• [Available records]
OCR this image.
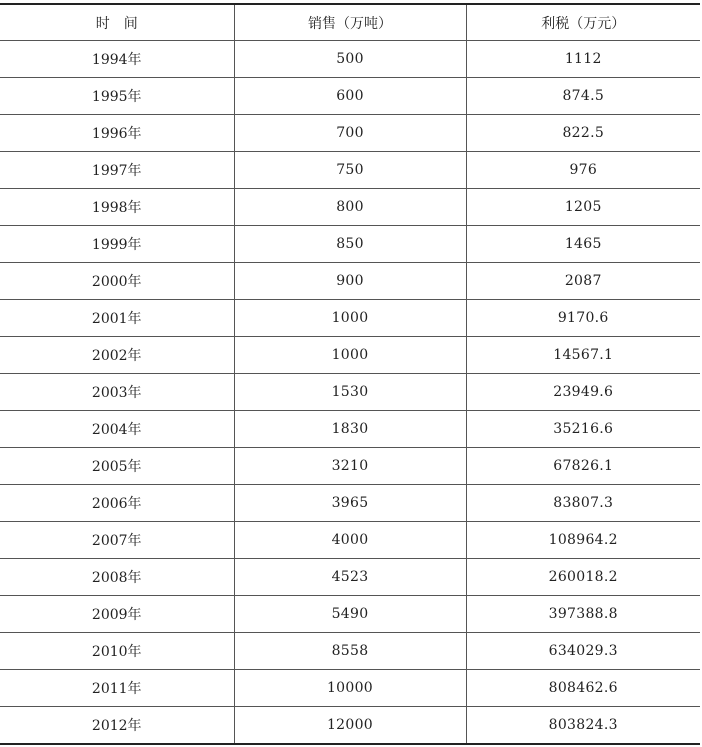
时　间	销售（万吨）	利税（万元）
1994年	500	1112
1995年	600	874.5
1996年	700	822.5
1997年	750	976
1998年	800	1205
1999年	850	1465
2000年	900	2087
2001年	1000	9170.6
2002年	1000	14567.1
2003年	1530	23949.6
2004年	1830	35216.6
2005年	3210	67826.1
2006年	3965	83807.3
2007年	4000	108964.2
2008年	4523	260018.2
2009年	5490	397388.8
2010年	8558	634029.3
2011年	10000	808462.6
2012年	12000	803824.3
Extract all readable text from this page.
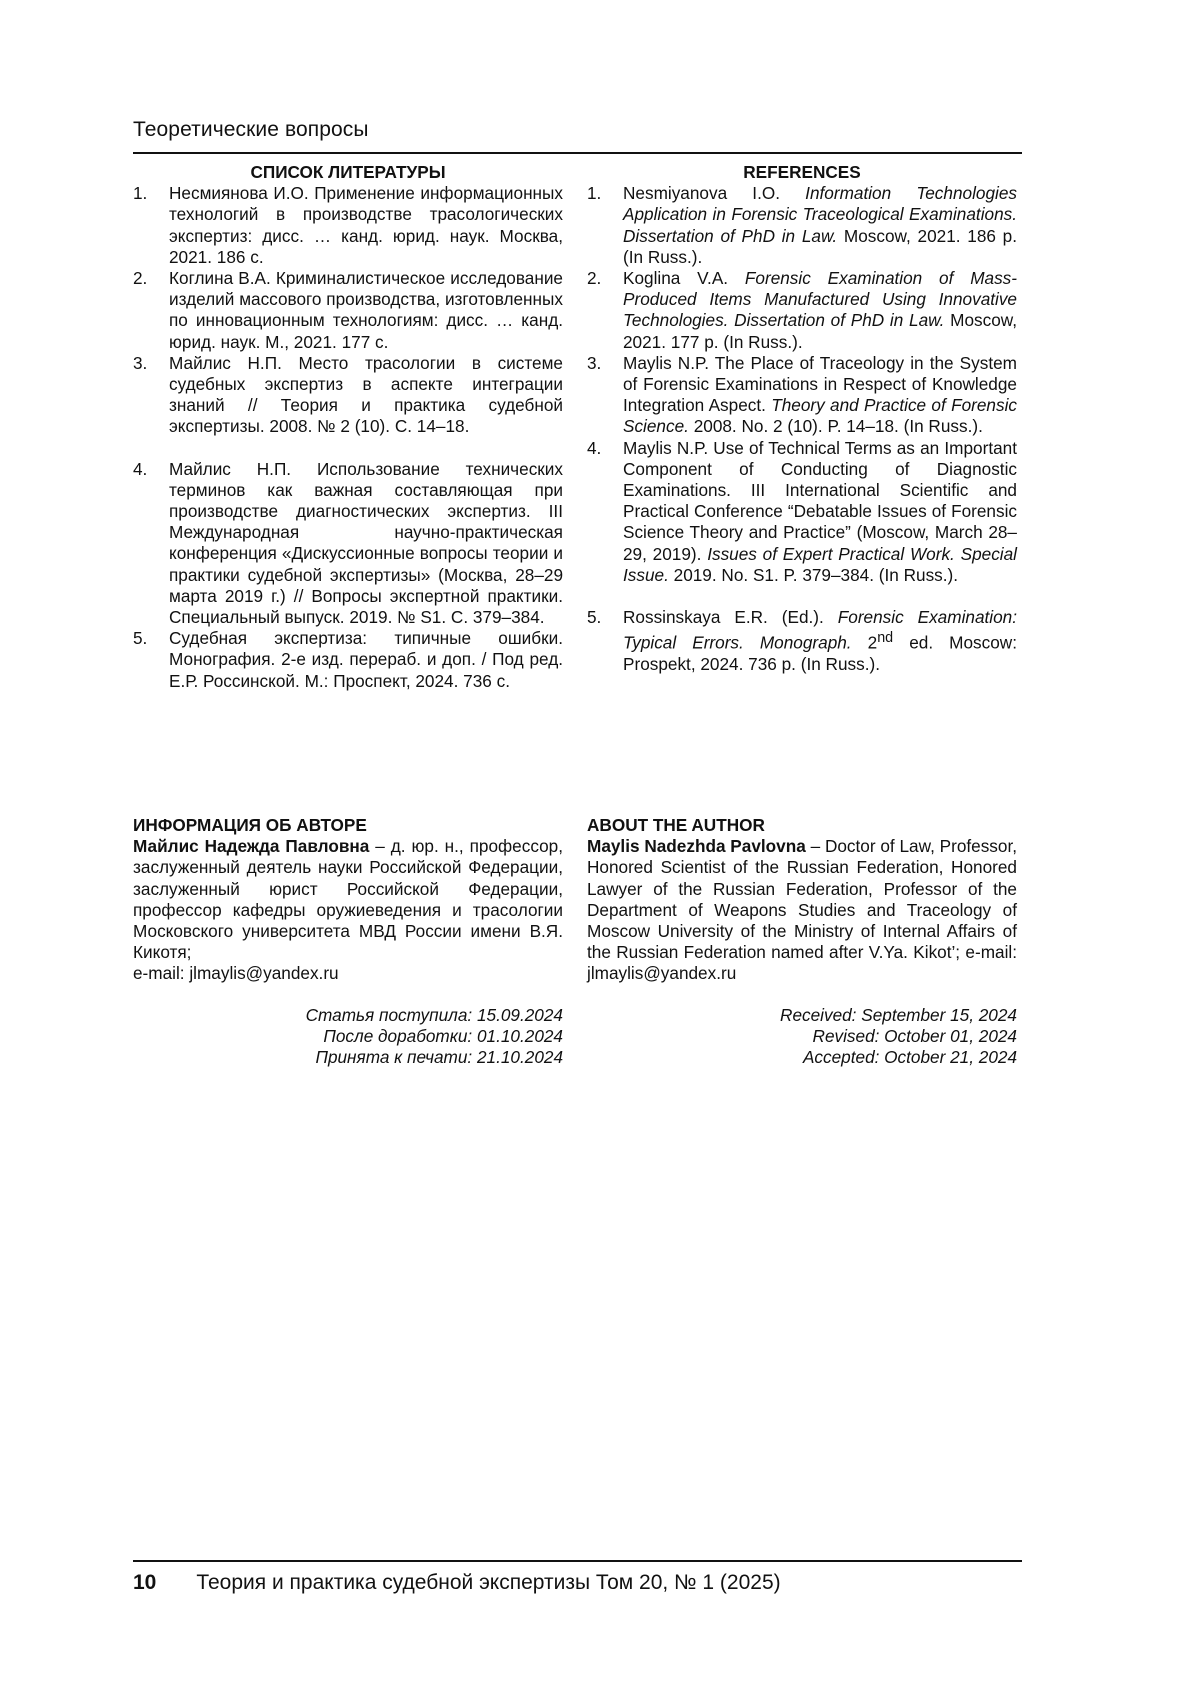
Теоретические вопросы

СПИСОК ЛИТЕРАТУРЫ

1. Несмиянова И.О. Применение информационных технологий в производстве трасологических экспертиз: дисс. … канд. юрид. наук. Москва, 2021. 186 с.
2. Коглина В.А. Криминалистическое исследование изделий массового производства, изготовленных по инновационным технологиям: дисс. … канд. юрид. наук. М., 2021. 177 с.
3. Майлис Н.П. Место трасологии в системе судебных экспертиз в аспекте интеграции знаний // Теория и практика судебной экспертизы. 2008. № 2 (10). С. 14–18.
4. Майлис Н.П. Использование технических терминов как важная составляющая при производстве диагностических экспертиз. III Международная научно-практическая конференция «Дискуссионные вопросы теории и практики судебной экспертизы» (Москва, 28–29 марта 2019 г.) // Вопросы экспертной практики. Специальный выпуск. 2019. № S1. С. 379–384.
5. Судебная экспертиза: типичные ошибки. Монография. 2-е изд. перераб. и доп. / Под ред. Е.Р. Россинской. М.: Проспект, 2024. 736 с.

REFERENCES

1. Nesmiyanova I.O. Information Technologies Application in Forensic Traceological Examinations. Dissertation of PhD in Law. Moscow, 2021. 186 p. (In Russ.).
2. Koglina V.A. Forensic Examination of Mass-Produced Items Manufactured Using Innovative Technologies. Dissertation of PhD in Law. Moscow, 2021. 177 p. (In Russ.).
3. Maylis N.P. The Place of Traceology in the System of Forensic Examinations in Respect of Knowledge Integration Aspect. Theory and Practice of Forensic Science. 2008. No. 2 (10). P. 14–18. (In Russ.).
4. Maylis N.P. Use of Technical Terms as an Important Component of Conducting of Diagnostic Examinations. III International Scientific and Practical Conference “Debatable Issues of Forensic Science Theory and Practice” (Moscow, March 28–29, 2019). Issues of Expert Practical Work. Special Issue. 2019. No. S1. P. 379–384. (In Russ.).
5. Rossinskaya E.R. (Ed.). Forensic Examination: Typical Errors. Monograph. 2nd ed. Moscow: Prospekt, 2024. 736 p. (In Russ.).
ИНФОРМАЦИЯ ОБ АВТОРЕ
Майлис Надежда Павловна – д. юр. н., профессор, заслуженный деятель науки Российской Федерации, заслуженный юрист Российской Федерации, профессор кафедры оружиеведения и трасологии Московского университета МВД России имени В.Я. Кикотя;
e-mail: jlmaylis@yandex.ru
ABOUT THE AUTHOR
Maylis Nadezhda Pavlovna – Doctor of Law, Professor, Honored Scientist of the Russian Federation, Honored Lawyer of the Russian Federation, Professor of the Department of Weapons Studies and Traceology of Moscow University of the Ministry of Internal Affairs of the Russian Federation named after V.Ya. Kikot’; e-mail: jlmaylis@yandex.ru
Статья поступила: 15.09.2024
После доработки: 01.10.2024
Принята к печати: 21.10.2024
Received: September 15, 2024
Revised: October 01, 2024
Accepted: October 21, 2024
10 Теория и практика судебной экспертизы Том 20, № 1 (2025)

• [What you need to do] Extract all lines from the data in which "Technologies" is found.

• [Answer]
1. Nesmiyanova I.O. Information Technologies Application in Forensic Traceological Examinations. Dissertation of PhD in Law. Moscow, 2021. 186 p. (In Russ.).
2. Koglina V.A. Forensic Examination of Mass-Produced Items Manufactured Using Innovative Technologies. Dissertation of PhD in Law. Moscow, 2021. 177 p. (In Russ.).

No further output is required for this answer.